### WHAT TO DO:
A faithful transcription of all the data is required.

### STORED RECORDS:

________________

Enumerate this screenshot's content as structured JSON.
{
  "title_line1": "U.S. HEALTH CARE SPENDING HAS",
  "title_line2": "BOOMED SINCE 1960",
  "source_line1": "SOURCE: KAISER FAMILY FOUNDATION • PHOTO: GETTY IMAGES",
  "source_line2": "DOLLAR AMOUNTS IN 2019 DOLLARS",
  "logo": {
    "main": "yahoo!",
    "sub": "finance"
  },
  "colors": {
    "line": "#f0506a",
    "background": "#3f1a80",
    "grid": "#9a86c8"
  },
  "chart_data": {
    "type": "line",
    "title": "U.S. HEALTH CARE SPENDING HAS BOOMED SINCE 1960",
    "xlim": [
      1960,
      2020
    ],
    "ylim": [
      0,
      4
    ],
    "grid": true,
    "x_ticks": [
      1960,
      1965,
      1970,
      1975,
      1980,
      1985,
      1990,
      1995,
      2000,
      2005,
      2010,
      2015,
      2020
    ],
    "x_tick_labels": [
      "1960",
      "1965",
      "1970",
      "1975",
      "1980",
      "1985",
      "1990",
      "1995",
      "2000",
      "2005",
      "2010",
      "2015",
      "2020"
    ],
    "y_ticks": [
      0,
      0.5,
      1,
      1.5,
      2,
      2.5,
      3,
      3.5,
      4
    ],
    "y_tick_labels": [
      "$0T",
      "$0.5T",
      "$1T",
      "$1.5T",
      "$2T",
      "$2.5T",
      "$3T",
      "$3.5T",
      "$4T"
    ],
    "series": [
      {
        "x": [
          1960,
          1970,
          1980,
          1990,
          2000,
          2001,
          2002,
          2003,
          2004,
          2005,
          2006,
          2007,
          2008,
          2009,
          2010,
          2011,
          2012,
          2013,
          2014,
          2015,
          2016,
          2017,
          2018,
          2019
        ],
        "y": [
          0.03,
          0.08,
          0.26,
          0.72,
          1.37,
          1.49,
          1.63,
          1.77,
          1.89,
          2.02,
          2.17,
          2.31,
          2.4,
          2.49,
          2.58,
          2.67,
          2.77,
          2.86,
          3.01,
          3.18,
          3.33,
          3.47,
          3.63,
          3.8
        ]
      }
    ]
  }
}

________________

### SOLVED PROBLEM:
Enumerate this screenshot's content as structured JSON.
{
  "title_line1": "U.S. HEALTH CARE SPENDING HAS",
  "title_line2": "BOOMED SINCE 1960",
  "source_line1": "SOURCE: KAISER FAMILY FOUNDATION • PHOTO: GETTY IMAGES",
  "source_line2": "DOLLAR AMOUNTS IN 2019 DOLLARS",
  "logo": {
    "main": "yahoo!",
    "sub": "finance"
  },
  "colors": {
    "line": "#f0506a",
    "background": "#3f1a80",
    "grid": "#9a86c8"
  },
  "chart_data": {
    "type": "line",
    "title": "U.S. HEALTH CARE SPENDING HAS BOOMED SINCE 1960",
    "xlim": [
      1960,
      2020
    ],
    "ylim": [
      0,
      4
    ],
    "grid": true,
    "x_ticks": [
      1960,
      1965,
      1970,
      1975,
      1980,
      1985,
      1990,
      1995,
      2000,
      2005,
      2010,
      2015,
      2020
    ],
    "x_tick_labels": [
      "1960",
      "1965",
      "1970",
      "1975",
      "1980",
      "1985",
      "1990",
      "1995",
      "2000",
      "2005",
      "2010",
      "2015",
      "2020"
    ],
    "y_ticks": [
      0,
      0.5,
      1,
      1.5,
      2,
      2.5,
      3,
      3.5,
      4
    ],
    "y_tick_labels": [
      "$0T",
      "$0.5T",
      "$1T",
      "$1.5T",
      "$2T",
      "$2.5T",
      "$3T",
      "$3.5T",
      "$4T"
    ],
    "series": [
      {
        "x": [
          1960,
          1970,
          1980,
          1990,
          2000,
          2001,
          2002,
          2003,
          2004,
          2005,
          2006,
          2007,
          2008,
          2009,
          2010,
          2011,
          2012,
          2013,
          2014,
          2015,
          2016,
          2017,
          2018,
          2019
        ],
        "y": [
          0.03,
          0.08,
          0.26,
          0.72,
          1.37,
          1.49,
          1.63,
          1.77,
          1.89,
          2.02,
          2.17,
          2.31,
          2.4,
          2.49,
          2.58,
          2.67,
          2.77,
          2.86,
          3.01,
          3.18,
          3.33,
          3.47,
          3.63,
          3.8
        ]
      }
    ]
  }
}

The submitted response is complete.